What you need to do -
Wherever the word "critical" turns up in a line of the entries, copy that line.

[Collected data]
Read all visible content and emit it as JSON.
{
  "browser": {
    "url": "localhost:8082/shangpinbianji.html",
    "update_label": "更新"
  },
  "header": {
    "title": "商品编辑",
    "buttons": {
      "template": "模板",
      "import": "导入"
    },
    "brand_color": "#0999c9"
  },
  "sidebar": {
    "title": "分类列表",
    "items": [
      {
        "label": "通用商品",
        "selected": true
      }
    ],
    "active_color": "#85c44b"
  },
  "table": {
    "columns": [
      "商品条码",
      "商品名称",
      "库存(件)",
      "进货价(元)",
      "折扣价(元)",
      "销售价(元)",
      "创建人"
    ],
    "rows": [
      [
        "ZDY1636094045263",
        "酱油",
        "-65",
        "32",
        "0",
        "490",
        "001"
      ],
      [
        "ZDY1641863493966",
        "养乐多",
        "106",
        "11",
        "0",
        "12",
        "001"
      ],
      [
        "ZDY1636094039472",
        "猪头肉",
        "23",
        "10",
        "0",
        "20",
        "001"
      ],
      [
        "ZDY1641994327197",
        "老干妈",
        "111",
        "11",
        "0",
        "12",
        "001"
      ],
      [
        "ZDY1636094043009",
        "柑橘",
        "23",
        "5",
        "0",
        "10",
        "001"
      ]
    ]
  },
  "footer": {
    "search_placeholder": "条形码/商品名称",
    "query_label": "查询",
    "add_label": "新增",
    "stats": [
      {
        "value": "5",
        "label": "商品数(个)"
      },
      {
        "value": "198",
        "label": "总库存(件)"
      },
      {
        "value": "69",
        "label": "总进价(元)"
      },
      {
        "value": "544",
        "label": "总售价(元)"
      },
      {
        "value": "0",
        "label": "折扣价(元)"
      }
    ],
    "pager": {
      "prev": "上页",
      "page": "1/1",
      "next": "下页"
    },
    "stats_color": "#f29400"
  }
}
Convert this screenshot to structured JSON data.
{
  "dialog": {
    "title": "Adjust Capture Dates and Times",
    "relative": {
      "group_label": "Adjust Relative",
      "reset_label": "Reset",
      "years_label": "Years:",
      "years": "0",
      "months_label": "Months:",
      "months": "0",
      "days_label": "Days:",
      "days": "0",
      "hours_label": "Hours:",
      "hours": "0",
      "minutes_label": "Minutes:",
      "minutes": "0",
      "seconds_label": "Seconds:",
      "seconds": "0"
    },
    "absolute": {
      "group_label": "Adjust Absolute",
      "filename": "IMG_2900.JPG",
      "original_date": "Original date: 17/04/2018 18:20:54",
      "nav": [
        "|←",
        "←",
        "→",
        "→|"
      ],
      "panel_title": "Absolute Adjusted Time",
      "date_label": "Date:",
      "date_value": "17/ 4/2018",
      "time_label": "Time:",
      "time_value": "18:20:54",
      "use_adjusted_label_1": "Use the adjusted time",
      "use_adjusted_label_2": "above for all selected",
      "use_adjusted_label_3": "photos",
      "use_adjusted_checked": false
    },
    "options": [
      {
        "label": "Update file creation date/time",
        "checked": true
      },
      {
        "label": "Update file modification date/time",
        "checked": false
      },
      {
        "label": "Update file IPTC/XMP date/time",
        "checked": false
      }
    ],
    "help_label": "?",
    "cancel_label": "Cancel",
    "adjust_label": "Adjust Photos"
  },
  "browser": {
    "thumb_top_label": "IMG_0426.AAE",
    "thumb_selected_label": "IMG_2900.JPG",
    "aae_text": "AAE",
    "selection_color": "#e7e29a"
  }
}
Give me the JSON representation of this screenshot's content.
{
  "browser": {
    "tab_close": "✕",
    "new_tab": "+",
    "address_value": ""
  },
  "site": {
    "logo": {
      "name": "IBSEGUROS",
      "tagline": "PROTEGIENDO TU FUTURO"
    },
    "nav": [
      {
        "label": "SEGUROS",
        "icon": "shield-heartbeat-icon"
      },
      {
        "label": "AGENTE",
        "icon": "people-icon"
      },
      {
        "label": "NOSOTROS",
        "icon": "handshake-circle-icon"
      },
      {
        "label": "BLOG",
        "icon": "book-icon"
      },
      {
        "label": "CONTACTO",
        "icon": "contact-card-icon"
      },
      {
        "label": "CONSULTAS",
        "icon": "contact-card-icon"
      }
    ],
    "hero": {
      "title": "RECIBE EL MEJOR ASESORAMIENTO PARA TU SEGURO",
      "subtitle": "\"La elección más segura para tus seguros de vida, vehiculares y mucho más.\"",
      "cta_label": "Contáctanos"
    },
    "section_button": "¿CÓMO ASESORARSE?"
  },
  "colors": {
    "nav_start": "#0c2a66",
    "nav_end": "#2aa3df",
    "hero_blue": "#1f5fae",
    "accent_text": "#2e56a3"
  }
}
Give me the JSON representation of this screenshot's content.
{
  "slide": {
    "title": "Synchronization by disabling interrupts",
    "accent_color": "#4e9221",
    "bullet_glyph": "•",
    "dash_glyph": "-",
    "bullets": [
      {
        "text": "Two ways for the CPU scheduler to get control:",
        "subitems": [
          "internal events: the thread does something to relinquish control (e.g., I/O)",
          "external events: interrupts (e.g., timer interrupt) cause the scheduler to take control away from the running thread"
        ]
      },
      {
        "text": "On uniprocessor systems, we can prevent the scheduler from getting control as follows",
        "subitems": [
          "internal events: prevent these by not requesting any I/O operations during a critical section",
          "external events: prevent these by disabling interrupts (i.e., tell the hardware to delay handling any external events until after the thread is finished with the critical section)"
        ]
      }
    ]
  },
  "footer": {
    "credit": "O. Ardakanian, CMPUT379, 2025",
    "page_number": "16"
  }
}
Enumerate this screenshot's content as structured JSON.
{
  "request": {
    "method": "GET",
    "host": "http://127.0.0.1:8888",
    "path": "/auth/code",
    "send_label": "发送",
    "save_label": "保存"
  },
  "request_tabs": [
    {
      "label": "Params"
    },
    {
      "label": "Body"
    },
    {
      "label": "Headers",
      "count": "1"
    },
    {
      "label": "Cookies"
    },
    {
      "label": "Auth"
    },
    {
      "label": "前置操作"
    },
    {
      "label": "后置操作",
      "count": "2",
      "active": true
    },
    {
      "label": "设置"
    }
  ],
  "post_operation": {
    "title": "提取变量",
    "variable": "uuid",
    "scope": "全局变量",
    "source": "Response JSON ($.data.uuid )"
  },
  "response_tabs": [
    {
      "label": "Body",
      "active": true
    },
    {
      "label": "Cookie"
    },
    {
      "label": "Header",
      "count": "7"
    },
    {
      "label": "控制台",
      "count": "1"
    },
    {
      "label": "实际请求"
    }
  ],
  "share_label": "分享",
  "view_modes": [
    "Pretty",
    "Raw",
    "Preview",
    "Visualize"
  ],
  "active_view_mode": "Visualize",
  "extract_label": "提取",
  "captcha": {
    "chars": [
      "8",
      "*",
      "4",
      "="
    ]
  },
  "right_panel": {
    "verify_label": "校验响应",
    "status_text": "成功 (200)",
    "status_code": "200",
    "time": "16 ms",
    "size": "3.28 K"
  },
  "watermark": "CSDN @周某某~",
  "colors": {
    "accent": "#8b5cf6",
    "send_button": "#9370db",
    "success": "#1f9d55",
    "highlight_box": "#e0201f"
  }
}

Full answer -
          "internal events: prevent these by not requesting any I/O operations during a critical section",
          "external events: prevent these by disabling interrupts (i.e., tell the hardware to delay handling any external events until after the thread is finished with the critical section)"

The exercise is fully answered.